Lines of data
#####
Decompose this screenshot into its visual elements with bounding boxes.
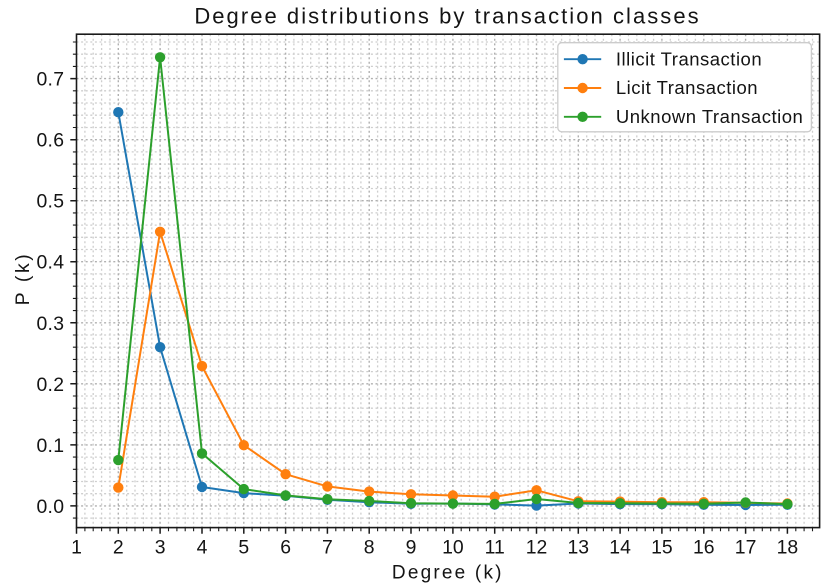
svg-text:Licit Transaction: Licit Transaction xyxy=(616,77,758,98)
svg-text:17: 17 xyxy=(735,536,757,558)
svg-text:1: 1 xyxy=(71,536,82,558)
svg-text:P (k): P (k) xyxy=(12,252,34,306)
svg-text:18: 18 xyxy=(777,536,799,558)
svg-text:6: 6 xyxy=(280,536,291,558)
svg-text:2: 2 xyxy=(113,536,124,558)
svg-text:7: 7 xyxy=(322,536,333,558)
svg-text:9: 9 xyxy=(406,536,417,558)
svg-text:11: 11 xyxy=(485,536,505,558)
svg-text:14: 14 xyxy=(609,536,631,558)
svg-text:0.3: 0.3 xyxy=(36,313,64,335)
svg-text:4: 4 xyxy=(197,536,208,558)
svg-text:3: 3 xyxy=(155,536,166,558)
svg-text:12: 12 xyxy=(526,536,548,558)
svg-text:5: 5 xyxy=(238,536,249,558)
svg-text:15: 15 xyxy=(651,536,673,558)
svg-text:0.6: 0.6 xyxy=(36,130,64,152)
svg-text:0.2: 0.2 xyxy=(36,374,64,396)
svg-text:8: 8 xyxy=(364,536,375,558)
svg-text:16: 16 xyxy=(693,536,715,558)
svg-text:Degree (k): Degree (k) xyxy=(392,562,504,583)
svg-text:0.0: 0.0 xyxy=(36,496,64,518)
svg-text:Degree distributions by transa: Degree distributions by transaction clas… xyxy=(194,3,700,28)
svg-text:10: 10 xyxy=(442,536,464,558)
svg-text:0.7: 0.7 xyxy=(36,69,64,91)
svg-text:0.4: 0.4 xyxy=(36,252,64,274)
svg-text:0.1: 0.1 xyxy=(36,435,64,457)
svg-text:13: 13 xyxy=(568,536,590,558)
svg-text:Illicit Transaction: Illicit Transaction xyxy=(616,48,762,69)
svg-text:0.5: 0.5 xyxy=(36,191,64,213)
svg-text:Unknown Transaction: Unknown Transaction xyxy=(616,106,803,127)
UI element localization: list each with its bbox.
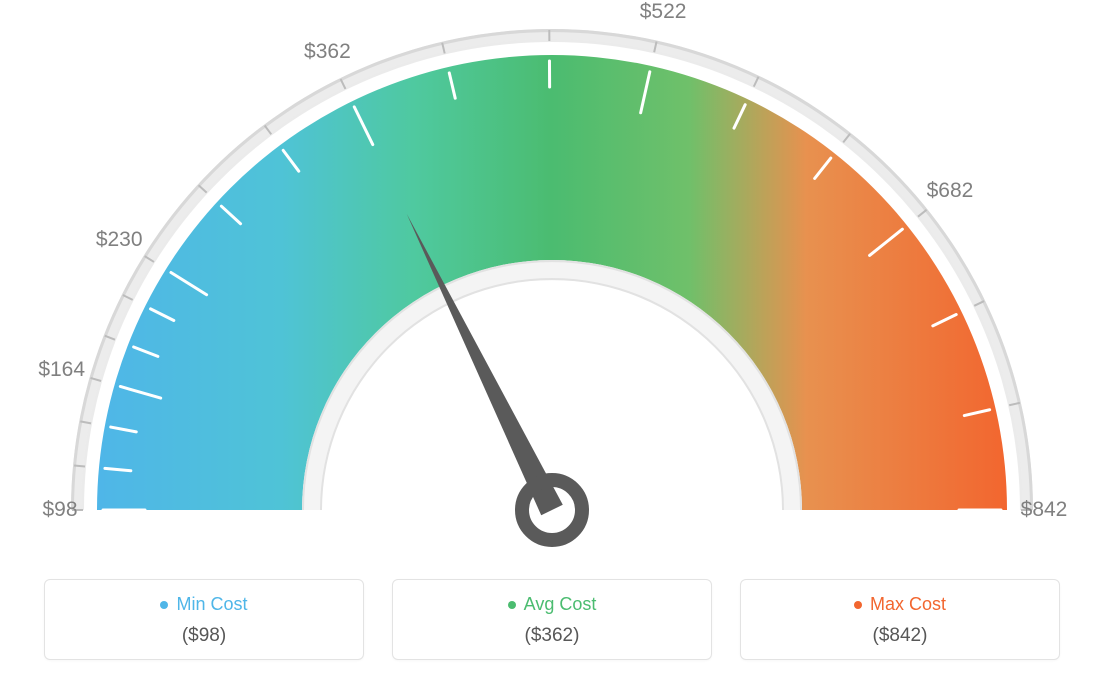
- legend-value: ($362): [403, 625, 701, 647]
- legend-title-max: Max Cost: [854, 594, 946, 615]
- legend-label: Min Cost: [176, 594, 247, 615]
- legend-row: Min Cost ($98) Avg Cost ($362) Max Cost …: [0, 579, 1104, 660]
- legend-title-min: Min Cost: [160, 594, 247, 615]
- legend-card-max: Max Cost ($842): [740, 579, 1060, 660]
- legend-label: Avg Cost: [524, 594, 597, 615]
- gauge-tick-label: $362: [304, 40, 351, 64]
- dot-icon: [854, 601, 862, 609]
- legend-value: ($842): [751, 625, 1049, 647]
- legend-card-avg: Avg Cost ($362): [392, 579, 712, 660]
- gauge-tick-label: $98: [42, 498, 77, 522]
- legend-card-min: Min Cost ($98): [44, 579, 364, 660]
- gauge-area: $98 $164 $230 $362 $522 $682 $842: [0, 0, 1104, 560]
- dot-icon: [160, 601, 168, 609]
- gauge-tick-label: $164: [38, 358, 85, 382]
- cost-gauge-chart: $98 $164 $230 $362 $522 $682 $842 Min Cost ($9…: [0, 0, 1104, 690]
- gauge-tick-label: $522: [640, 0, 687, 24]
- dot-icon: [508, 601, 516, 609]
- gauge-tick-label: $230: [96, 228, 143, 252]
- legend-value: ($98): [55, 625, 353, 647]
- legend-label: Max Cost: [870, 594, 946, 615]
- gauge-tick-label: $682: [927, 179, 974, 203]
- gauge-tick-label: $842: [1021, 498, 1068, 522]
- gauge-svg: [0, 0, 1104, 560]
- legend-title-avg: Avg Cost: [508, 594, 597, 615]
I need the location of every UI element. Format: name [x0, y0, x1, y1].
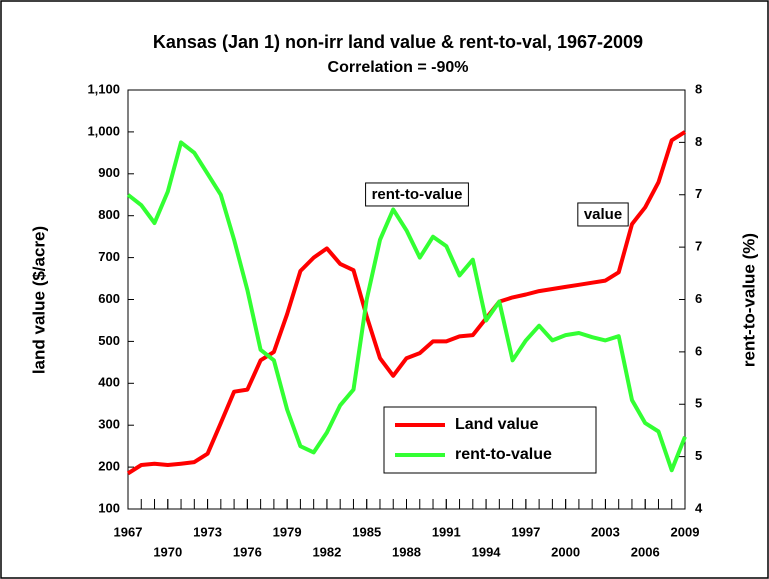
y2-tick-label: 7: [695, 239, 702, 254]
x-tick-label: 2003: [591, 524, 620, 539]
chart-title: Kansas (Jan 1) non-irr land value & rent…: [153, 32, 643, 52]
y-tick-label: 400: [98, 375, 120, 390]
x-tick-label: 1973: [193, 524, 222, 539]
y-tick-label: 300: [98, 417, 120, 432]
y-axis-label: land value ($/acre): [29, 226, 48, 374]
x-tick-label: 1982: [312, 544, 341, 559]
y-tick-label: 1,000: [87, 123, 120, 138]
y-tick-label: 1,100: [87, 81, 120, 96]
annotation-box: [365, 182, 469, 207]
y-tick-label: 900: [98, 165, 120, 180]
data-line: [126, 130, 687, 476]
y2-tick-label: 5: [695, 448, 702, 463]
annotation-box: [577, 202, 629, 227]
x-tick-label: 1994: [472, 544, 502, 559]
y-tick-label: 100: [98, 500, 120, 515]
legend-label: rent-to-value: [455, 446, 552, 463]
x-tick-label: 2000: [551, 544, 580, 559]
y-tick-label: 800: [98, 207, 120, 222]
x-tick-label: 1976: [233, 544, 262, 559]
y-tick-label: 600: [98, 291, 120, 306]
y2-tick-label: 8: [695, 81, 702, 96]
x-tick-label: 2009: [671, 524, 700, 539]
x-tick-label: 1985: [352, 524, 381, 539]
x-tick-label: 2006: [631, 544, 660, 559]
x-tick-label: 1970: [153, 544, 182, 559]
y-tick-label: 700: [98, 249, 120, 264]
y2-tick-label: 7: [695, 186, 702, 201]
x-tick-label: 1997: [511, 524, 540, 539]
y2-tick-label: 5: [695, 396, 702, 411]
x-tick-label: 1967: [114, 524, 143, 539]
x-tick-label: 1991: [432, 524, 461, 539]
x-tick-label: 1979: [273, 524, 302, 539]
legend-box: [383, 406, 597, 474]
y2-tick-label: 8: [695, 134, 702, 149]
chart-subtitle: Correlation = -90%: [328, 59, 469, 76]
y2-tick-label: 6: [695, 343, 702, 358]
data-line: [126, 140, 687, 473]
annotation: rent-to-value: [372, 186, 463, 203]
y-tick-label: 200: [98, 459, 120, 474]
x-tick-label: 1988: [392, 544, 421, 559]
y2-tick-label: 4: [695, 500, 703, 515]
y2-axis-label: rent-to-value (%): [739, 233, 758, 367]
legend-label: Land value: [455, 416, 539, 433]
annotation: value: [584, 206, 622, 223]
y-tick-label: 500: [98, 333, 120, 348]
y2-tick-label: 6: [695, 291, 702, 306]
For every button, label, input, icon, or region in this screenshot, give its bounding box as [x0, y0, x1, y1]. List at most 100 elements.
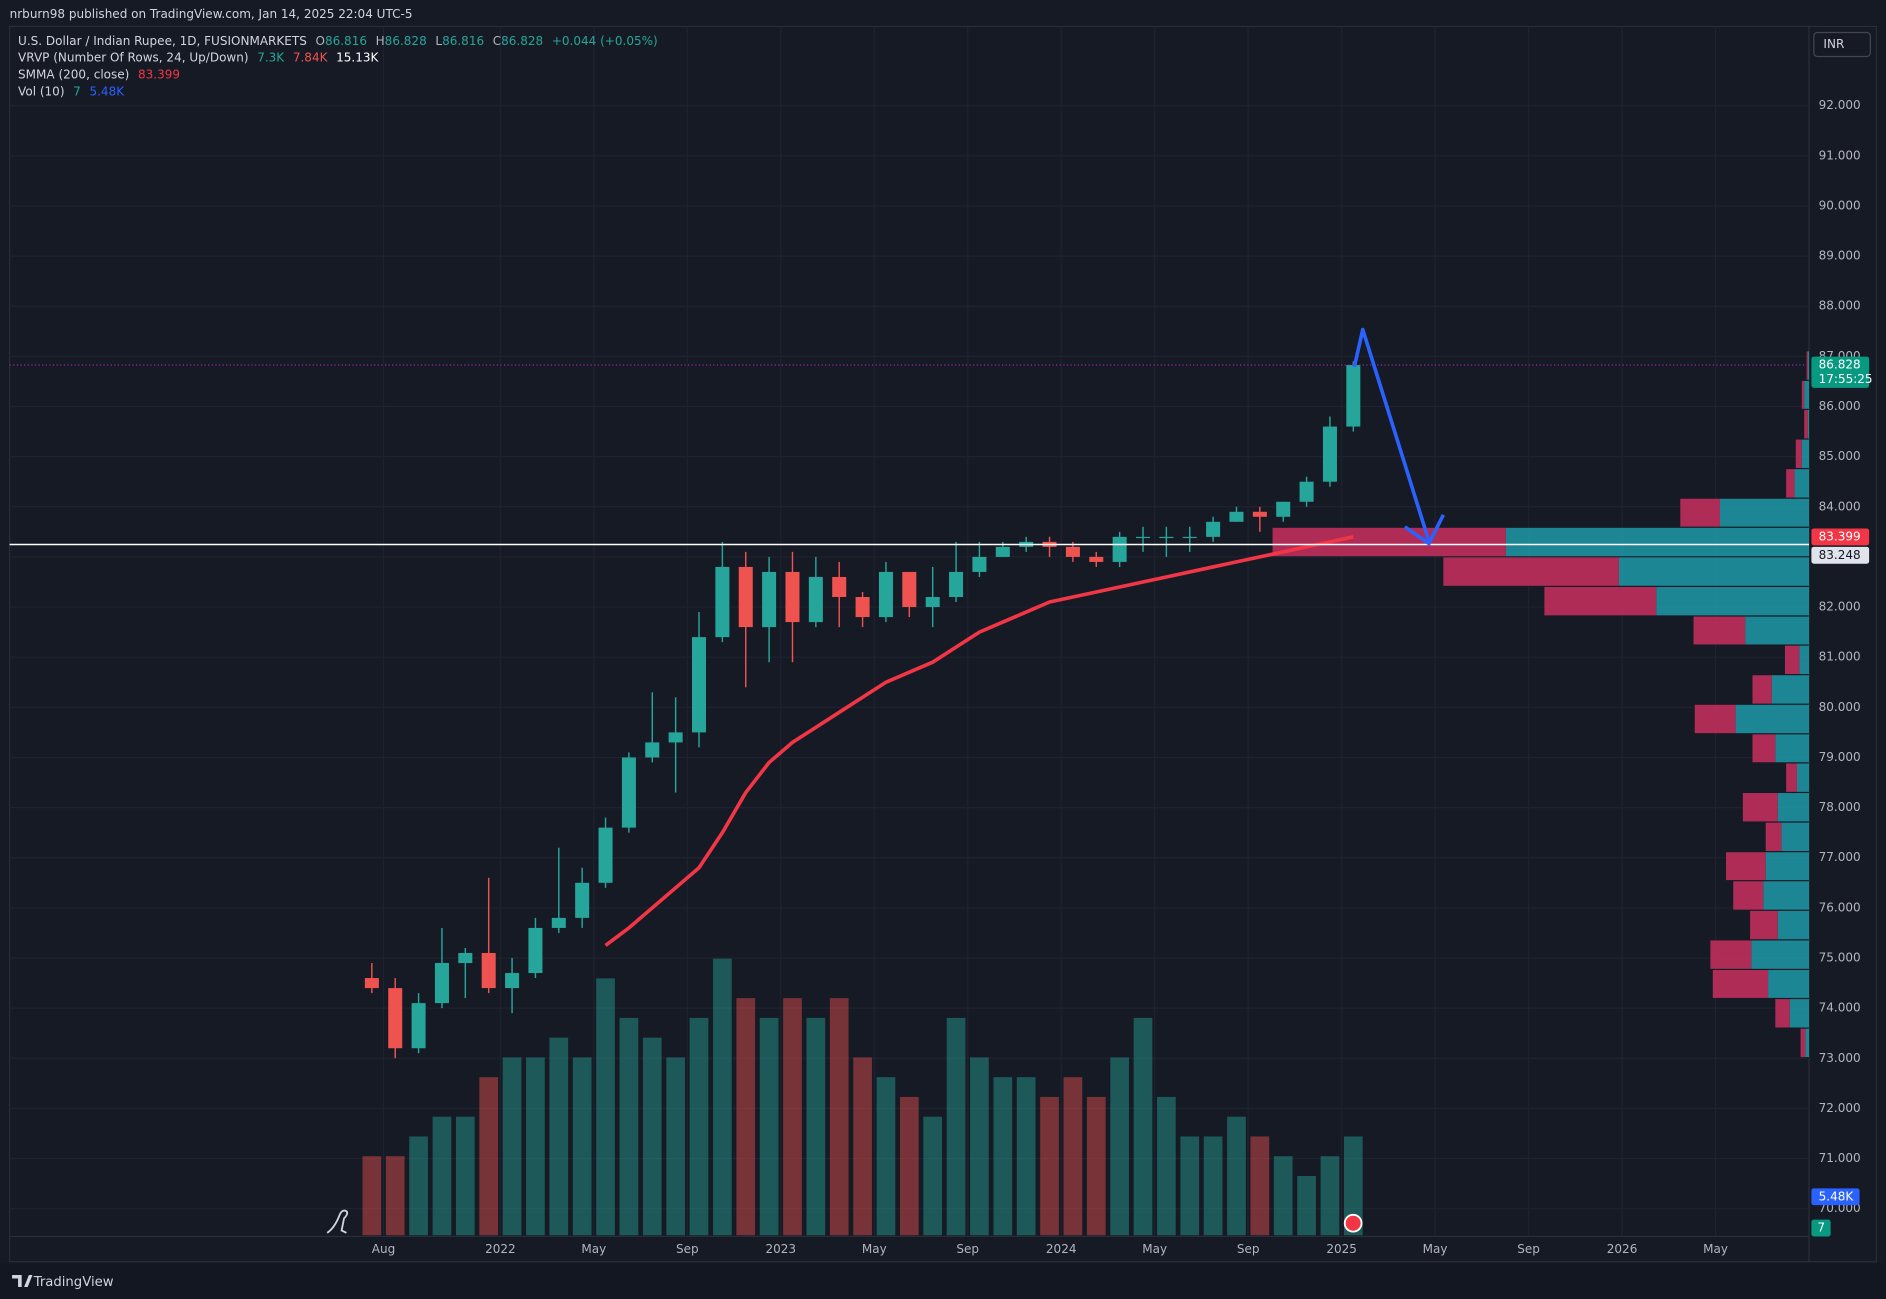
- profile-down: [1710, 940, 1752, 969]
- x-tick-label: May: [1703, 1242, 1728, 1256]
- x-tick-label: 2025: [1326, 1242, 1357, 1256]
- candle-body: [645, 742, 660, 758]
- profile-up: [1799, 645, 1809, 675]
- y-tick-label: 86.000: [1819, 399, 1861, 413]
- ohlc-value: 86.828: [501, 33, 543, 47]
- footer: TradingView: [33, 1275, 114, 1290]
- volume-bar: [806, 1017, 826, 1236]
- candle-body: [691, 637, 707, 733]
- vol-label-box: [1811, 1219, 1831, 1237]
- volume-bar: [362, 1156, 382, 1236]
- volume-bar: [619, 1017, 639, 1236]
- vol-label-box: [1811, 1188, 1860, 1206]
- header: nrburn98 published on TradingView.com, J…: [10, 7, 413, 21]
- volume: [362, 958, 1363, 1236]
- profile-up: [1777, 910, 1809, 940]
- legend-line-2: VRVP (Number Of Rows, 24, Up/Down) 7.3K …: [18, 50, 379, 64]
- price-label: 83.248: [1819, 548, 1861, 562]
- volume-bar: [946, 1017, 966, 1236]
- candle-body: [738, 566, 753, 628]
- candle-body: [434, 963, 449, 1004]
- profile-down: [1742, 793, 1778, 822]
- price-label: 86.828: [1819, 357, 1861, 371]
- price-label-box: [1811, 546, 1870, 564]
- profile-up: [1618, 557, 1809, 586]
- volume-bar: [713, 958, 732, 1236]
- volume-bar: [1297, 1175, 1316, 1236]
- axes: 70.00071.00072.00073.00074.00075.00076.0…: [372, 98, 1873, 1256]
- lines: [9, 364, 1809, 947]
- profile-down: [1795, 439, 1802, 468]
- profile-up: [1804, 380, 1809, 409]
- volume-bar: [479, 1077, 499, 1236]
- y-tick-label: 74.000: [1819, 1001, 1861, 1015]
- candle-body: [1159, 536, 1174, 539]
- x-tick-label: May: [1423, 1242, 1448, 1256]
- y-tick-label: 81.000: [1819, 650, 1861, 664]
- legend-line-1: U.S. Dollar / Indian Rupee, 1D, FUSIONMA…: [18, 33, 658, 47]
- y-tick-label: 92.000: [1819, 98, 1861, 112]
- profile-down: [1752, 675, 1772, 704]
- profile-down: [1544, 586, 1657, 616]
- legend-line-3: SMMA (200, close) 83.399: [18, 67, 180, 81]
- x-tick-label: 2022: [485, 1242, 516, 1256]
- candle-body: [668, 732, 683, 743]
- profile-down: [1694, 704, 1736, 734]
- volume-bar: [1250, 1136, 1270, 1236]
- ohlc-key: C: [493, 33, 501, 47]
- ohlc-key: H: [376, 33, 385, 47]
- vol-ma: 5.48K: [89, 84, 125, 98]
- candle-body: [1135, 536, 1151, 539]
- profile-up: [1781, 822, 1809, 852]
- candle-body: [762, 571, 777, 628]
- profile-down: [1733, 881, 1764, 910]
- candle-body: [1346, 364, 1361, 427]
- volume-bar: [993, 1077, 1013, 1236]
- y-tick-label: 80.000: [1819, 700, 1861, 714]
- profile-up: [1735, 704, 1809, 734]
- candle-body: [925, 597, 940, 608]
- volume-bar: [759, 1017, 779, 1236]
- candle-body: [481, 952, 496, 989]
- profile-up: [1719, 498, 1809, 527]
- x-tick-label: Sep: [956, 1242, 979, 1256]
- candle-body: [528, 927, 543, 974]
- volume-bar: [502, 1057, 522, 1236]
- candle-body: [878, 571, 893, 618]
- y-tick-label: 73.000: [1819, 1051, 1861, 1065]
- symbol: U.S. Dollar / Indian Rupee, 1D, FUSIONMA…: [18, 33, 307, 47]
- price-label: 17:55:25: [1819, 372, 1873, 386]
- volume-profile: [1272, 351, 1809, 1058]
- smma-label: SMMA (200, close): [18, 67, 129, 81]
- volume-bar: [689, 1017, 709, 1236]
- profile-down: [1726, 852, 1766, 881]
- volume-bar: [970, 1057, 989, 1236]
- profile-up: [1505, 527, 1809, 557]
- volume-bar: [1273, 1156, 1293, 1236]
- profile-down: [1801, 380, 1805, 409]
- candle-body: [1229, 511, 1244, 522]
- x-tick-label: 2026: [1607, 1242, 1638, 1256]
- profile-up: [1656, 586, 1809, 616]
- volume-bar: [736, 998, 756, 1236]
- volume-bar: [1110, 1057, 1129, 1236]
- event-flag[interactable]: [1343, 1213, 1363, 1233]
- currency[interactable]: INR: [1823, 37, 1844, 51]
- profile-up: [1789, 999, 1809, 1028]
- volume-bar: [596, 978, 615, 1236]
- profile-up: [1794, 469, 1809, 498]
- candle-body: [1276, 501, 1291, 517]
- y-tick-label: 89.000: [1819, 249, 1861, 263]
- y-tick-label: 72.000: [1819, 1101, 1861, 1115]
- currency-button[interactable]: [1813, 31, 1871, 58]
- volume-bar: [899, 1096, 919, 1236]
- profile-up: [1763, 881, 1809, 910]
- candle-body: [1112, 536, 1127, 562]
- vol-ma-label: 5.48K: [1819, 1189, 1855, 1203]
- vrvp-label: VRVP (Number Of Rows, 24, Up/Down): [18, 50, 249, 64]
- candles: [364, 361, 1361, 1059]
- volume-bar: [1227, 1116, 1246, 1236]
- y-tick-label: 88.000: [1819, 299, 1861, 313]
- profile-down: [1804, 410, 1808, 439]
#####
◆ Given problem: Edit the records starting at the line that contains "y2-tick-label: 7: [695, 239, 702, 254]" and ending at the line that contains "x-tick-label: 1991: [432, 524, 461, 539]", replacing "annotation-box" with "callout-box" and keeping everything else the same. Return only those lines.

◆ Completed exercise:
y2-tick-label: 7: [695, 239, 702, 254]
x-tick-label: 2003: [591, 524, 620, 539]
chart-title: Kansas (Jan 1) non-irr land value & rent…: [153, 32, 643, 52]
y-tick-label: 400: [98, 375, 120, 390]
x-tick-label: 1973: [193, 524, 222, 539]
y-tick-label: 300: [98, 417, 120, 432]
y-axis-label: land value ($/acre): [29, 226, 48, 374]
x-tick-label: 1982: [312, 544, 341, 559]
y-tick-label: 1,000: [87, 123, 120, 138]
y-tick-label: 1,100: [87, 81, 120, 96]
callout-box: [365, 182, 469, 207]
y-tick-label: 900: [98, 165, 120, 180]
data-line: [126, 130, 687, 476]
y2-tick-label: 5: [695, 448, 702, 463]
callout-box: [577, 202, 629, 227]
x-tick-label: 1994: [472, 544, 502, 559]
y-tick-label: 100: [98, 500, 120, 515]
legend-label: rent-to-value: [455, 446, 552, 463]
x-tick-label: 2000: [551, 544, 580, 559]
y-tick-label: 800: [98, 207, 120, 222]
x-tick-label: 1976: [233, 544, 262, 559]
y-tick-label: 600: [98, 291, 120, 306]
y2-tick-label: 8: [695, 81, 702, 96]
x-tick-label: 2009: [671, 524, 700, 539]
x-tick-label: 1985: [352, 524, 381, 539]
x-tick-label: 2006: [631, 544, 660, 559]
x-tick-label: 1970: [153, 544, 182, 559]
y-tick-label: 700: [98, 249, 120, 264]
y2-tick-label: 7: [695, 186, 702, 201]
x-tick-label: 1997: [511, 524, 540, 539]
y2-tick-label: 5: [695, 396, 702, 411]
x-tick-label: 1967: [114, 524, 143, 539]
x-tick-label: 1991: [432, 524, 461, 539]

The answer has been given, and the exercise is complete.